* Required task
Of the lines below, count those containing the word "source". Reply with the number alone.
━━━━━━━━━━
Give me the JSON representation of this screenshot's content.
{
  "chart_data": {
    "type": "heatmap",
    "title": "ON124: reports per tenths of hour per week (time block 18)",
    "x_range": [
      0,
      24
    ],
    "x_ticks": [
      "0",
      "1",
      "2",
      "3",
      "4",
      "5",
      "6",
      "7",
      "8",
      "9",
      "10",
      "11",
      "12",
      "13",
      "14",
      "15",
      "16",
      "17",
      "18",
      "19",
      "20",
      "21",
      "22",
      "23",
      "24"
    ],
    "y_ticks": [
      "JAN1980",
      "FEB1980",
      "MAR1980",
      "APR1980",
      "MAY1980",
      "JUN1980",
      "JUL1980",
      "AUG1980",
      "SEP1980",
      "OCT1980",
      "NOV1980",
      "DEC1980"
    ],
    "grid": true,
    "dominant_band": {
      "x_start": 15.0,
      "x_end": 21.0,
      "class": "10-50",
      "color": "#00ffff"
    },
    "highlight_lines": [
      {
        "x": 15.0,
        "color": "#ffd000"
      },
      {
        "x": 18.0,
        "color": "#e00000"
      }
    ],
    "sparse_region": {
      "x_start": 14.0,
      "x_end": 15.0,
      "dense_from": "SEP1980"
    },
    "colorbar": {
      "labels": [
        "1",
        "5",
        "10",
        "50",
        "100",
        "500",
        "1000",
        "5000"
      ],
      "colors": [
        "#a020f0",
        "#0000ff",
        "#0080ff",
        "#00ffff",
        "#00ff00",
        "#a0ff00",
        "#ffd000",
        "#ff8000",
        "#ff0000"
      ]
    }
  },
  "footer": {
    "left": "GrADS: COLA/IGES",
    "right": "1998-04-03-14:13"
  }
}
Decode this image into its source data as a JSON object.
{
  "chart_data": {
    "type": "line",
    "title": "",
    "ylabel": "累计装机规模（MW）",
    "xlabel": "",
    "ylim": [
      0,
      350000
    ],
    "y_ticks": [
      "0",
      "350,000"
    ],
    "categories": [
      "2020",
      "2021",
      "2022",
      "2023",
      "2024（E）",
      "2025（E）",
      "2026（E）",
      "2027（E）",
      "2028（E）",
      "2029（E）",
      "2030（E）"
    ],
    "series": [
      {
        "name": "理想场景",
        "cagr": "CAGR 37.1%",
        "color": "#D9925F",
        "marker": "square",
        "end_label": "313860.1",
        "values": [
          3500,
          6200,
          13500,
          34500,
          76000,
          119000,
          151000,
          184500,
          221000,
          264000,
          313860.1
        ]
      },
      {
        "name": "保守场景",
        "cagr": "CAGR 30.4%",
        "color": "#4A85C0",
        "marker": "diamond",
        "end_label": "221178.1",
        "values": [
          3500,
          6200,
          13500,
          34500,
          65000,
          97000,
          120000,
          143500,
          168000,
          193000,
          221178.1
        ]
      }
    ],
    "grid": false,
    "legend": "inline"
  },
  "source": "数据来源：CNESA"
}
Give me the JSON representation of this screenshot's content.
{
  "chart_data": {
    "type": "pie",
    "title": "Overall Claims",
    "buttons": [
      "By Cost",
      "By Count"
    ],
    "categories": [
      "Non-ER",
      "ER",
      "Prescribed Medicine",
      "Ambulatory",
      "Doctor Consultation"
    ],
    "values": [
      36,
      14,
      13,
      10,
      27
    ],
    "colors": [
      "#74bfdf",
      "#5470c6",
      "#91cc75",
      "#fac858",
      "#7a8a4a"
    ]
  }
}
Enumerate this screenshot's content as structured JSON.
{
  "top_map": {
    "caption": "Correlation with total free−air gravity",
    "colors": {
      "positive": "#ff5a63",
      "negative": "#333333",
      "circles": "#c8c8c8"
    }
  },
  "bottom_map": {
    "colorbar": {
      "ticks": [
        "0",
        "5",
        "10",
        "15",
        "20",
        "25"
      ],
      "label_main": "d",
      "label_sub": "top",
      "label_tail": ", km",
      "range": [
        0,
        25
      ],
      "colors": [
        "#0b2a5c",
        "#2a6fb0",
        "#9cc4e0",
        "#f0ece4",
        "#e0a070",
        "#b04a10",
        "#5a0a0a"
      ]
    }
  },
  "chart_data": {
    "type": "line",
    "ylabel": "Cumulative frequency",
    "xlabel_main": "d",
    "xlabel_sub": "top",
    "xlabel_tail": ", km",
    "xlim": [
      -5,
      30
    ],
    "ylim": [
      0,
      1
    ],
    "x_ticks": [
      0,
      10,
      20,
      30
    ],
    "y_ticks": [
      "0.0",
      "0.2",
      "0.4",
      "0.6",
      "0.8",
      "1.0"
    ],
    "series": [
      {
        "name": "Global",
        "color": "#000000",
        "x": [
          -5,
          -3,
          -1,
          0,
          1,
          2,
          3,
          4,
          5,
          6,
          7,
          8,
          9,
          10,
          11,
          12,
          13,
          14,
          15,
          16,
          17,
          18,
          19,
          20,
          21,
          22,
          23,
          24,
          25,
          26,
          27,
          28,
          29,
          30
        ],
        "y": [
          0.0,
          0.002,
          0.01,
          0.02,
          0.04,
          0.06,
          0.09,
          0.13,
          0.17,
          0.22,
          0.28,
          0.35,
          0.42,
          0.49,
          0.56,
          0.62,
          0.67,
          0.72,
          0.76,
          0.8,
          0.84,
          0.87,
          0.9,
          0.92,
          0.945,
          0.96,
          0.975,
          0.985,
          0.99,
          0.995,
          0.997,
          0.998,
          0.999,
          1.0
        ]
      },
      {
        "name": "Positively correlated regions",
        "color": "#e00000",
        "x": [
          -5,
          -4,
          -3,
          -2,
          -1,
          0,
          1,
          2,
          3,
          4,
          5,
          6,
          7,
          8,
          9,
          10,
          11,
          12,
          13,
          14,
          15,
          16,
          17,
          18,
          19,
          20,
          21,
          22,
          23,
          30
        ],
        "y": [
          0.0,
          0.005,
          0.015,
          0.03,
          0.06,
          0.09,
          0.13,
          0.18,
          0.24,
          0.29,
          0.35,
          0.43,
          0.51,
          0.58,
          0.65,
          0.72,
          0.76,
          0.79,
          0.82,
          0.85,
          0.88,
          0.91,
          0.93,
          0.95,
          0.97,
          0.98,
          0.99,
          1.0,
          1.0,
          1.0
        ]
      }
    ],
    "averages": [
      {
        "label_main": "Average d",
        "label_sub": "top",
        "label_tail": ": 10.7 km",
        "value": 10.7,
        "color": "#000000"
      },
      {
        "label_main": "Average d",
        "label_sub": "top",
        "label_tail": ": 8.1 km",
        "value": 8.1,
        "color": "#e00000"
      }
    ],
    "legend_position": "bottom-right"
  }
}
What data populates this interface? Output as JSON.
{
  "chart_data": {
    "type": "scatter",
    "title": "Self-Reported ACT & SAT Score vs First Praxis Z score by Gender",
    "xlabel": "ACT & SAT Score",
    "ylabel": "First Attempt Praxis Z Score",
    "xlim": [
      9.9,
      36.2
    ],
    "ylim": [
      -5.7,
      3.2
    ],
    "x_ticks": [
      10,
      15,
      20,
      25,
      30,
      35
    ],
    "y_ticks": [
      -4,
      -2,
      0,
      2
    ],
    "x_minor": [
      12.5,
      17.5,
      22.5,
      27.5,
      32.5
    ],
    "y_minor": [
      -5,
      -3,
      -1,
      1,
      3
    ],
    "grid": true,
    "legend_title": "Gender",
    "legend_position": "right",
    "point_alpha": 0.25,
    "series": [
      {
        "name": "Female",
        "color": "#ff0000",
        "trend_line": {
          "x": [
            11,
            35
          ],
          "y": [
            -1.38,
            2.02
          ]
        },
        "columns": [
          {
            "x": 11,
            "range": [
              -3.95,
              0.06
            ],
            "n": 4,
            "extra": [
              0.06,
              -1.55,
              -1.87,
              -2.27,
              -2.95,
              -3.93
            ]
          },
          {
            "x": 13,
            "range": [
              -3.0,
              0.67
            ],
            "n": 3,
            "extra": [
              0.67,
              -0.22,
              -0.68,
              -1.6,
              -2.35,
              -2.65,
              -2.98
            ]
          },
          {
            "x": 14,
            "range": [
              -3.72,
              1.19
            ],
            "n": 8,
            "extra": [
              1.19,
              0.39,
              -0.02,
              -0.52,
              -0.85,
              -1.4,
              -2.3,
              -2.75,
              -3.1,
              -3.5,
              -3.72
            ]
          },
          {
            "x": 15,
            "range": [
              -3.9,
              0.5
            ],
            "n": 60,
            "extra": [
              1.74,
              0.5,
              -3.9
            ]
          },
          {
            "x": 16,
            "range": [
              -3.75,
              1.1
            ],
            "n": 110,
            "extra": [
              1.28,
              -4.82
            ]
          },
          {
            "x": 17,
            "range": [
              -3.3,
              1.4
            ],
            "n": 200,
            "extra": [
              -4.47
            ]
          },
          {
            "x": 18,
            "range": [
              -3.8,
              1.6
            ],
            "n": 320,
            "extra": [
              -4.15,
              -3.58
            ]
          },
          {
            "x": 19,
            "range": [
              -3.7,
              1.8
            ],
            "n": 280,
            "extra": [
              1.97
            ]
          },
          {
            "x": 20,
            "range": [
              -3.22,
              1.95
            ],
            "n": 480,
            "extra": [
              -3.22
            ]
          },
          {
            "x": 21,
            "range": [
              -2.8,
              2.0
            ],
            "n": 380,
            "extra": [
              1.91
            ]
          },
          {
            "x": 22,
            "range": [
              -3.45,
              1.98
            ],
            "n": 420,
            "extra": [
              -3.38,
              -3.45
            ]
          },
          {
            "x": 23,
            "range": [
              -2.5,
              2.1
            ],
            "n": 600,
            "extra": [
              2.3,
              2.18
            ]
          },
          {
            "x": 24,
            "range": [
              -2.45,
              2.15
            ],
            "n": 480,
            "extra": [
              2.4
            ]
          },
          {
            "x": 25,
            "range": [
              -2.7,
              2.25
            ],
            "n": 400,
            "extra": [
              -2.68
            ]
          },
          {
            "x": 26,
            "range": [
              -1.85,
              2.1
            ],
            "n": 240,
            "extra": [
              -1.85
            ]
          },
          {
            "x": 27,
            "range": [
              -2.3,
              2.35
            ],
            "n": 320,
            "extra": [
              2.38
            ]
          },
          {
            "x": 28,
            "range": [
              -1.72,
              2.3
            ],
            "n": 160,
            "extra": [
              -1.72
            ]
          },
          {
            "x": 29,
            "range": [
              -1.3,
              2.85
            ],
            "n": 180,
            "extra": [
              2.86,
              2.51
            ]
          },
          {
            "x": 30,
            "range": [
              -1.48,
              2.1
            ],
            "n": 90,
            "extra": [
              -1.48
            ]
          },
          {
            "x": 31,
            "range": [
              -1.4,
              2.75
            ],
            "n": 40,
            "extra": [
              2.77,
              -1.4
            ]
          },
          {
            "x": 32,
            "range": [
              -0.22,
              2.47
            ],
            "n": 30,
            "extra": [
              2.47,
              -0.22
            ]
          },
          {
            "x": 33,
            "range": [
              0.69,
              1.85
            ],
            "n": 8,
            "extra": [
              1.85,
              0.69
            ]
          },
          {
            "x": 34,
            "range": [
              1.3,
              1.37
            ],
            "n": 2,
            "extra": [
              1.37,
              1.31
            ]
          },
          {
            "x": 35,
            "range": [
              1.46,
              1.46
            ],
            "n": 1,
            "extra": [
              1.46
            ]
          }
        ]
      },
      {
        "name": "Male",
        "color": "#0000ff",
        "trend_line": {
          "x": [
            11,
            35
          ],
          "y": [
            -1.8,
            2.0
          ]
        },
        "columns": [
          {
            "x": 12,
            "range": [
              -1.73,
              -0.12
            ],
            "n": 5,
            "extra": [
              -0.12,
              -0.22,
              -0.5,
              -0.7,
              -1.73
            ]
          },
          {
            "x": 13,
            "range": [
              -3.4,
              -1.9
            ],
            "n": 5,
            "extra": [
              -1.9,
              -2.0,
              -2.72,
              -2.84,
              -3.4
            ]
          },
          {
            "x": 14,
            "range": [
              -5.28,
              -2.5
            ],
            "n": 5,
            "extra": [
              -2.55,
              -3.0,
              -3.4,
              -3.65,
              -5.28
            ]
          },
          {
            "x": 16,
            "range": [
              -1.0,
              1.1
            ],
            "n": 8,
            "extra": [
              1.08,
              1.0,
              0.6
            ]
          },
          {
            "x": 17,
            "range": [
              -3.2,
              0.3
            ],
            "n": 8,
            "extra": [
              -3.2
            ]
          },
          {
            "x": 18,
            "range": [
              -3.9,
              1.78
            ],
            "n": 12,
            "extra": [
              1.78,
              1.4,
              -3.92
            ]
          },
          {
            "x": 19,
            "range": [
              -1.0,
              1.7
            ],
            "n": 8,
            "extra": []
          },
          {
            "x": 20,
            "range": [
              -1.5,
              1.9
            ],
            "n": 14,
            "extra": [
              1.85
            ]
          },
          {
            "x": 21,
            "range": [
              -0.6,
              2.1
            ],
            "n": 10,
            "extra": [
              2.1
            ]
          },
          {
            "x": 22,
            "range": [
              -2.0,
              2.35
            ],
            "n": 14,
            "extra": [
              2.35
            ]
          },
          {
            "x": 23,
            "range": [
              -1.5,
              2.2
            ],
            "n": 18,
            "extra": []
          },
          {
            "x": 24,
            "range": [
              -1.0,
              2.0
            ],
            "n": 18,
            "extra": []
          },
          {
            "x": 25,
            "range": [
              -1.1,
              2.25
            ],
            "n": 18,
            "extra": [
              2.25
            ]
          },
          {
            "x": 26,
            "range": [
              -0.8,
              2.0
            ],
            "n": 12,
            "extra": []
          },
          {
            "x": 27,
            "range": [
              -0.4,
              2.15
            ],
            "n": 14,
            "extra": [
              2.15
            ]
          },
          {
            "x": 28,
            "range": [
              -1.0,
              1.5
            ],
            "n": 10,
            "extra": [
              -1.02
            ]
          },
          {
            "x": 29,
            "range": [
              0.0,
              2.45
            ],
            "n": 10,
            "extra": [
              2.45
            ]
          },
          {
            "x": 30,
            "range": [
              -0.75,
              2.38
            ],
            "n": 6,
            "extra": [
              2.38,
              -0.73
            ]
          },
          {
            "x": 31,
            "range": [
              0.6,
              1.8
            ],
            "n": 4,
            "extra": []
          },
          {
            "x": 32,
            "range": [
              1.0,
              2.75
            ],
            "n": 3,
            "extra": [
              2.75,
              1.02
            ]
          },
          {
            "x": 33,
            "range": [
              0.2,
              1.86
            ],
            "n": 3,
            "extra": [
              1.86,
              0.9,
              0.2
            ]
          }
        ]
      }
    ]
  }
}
━━━━━━━━━━
* Full answer
2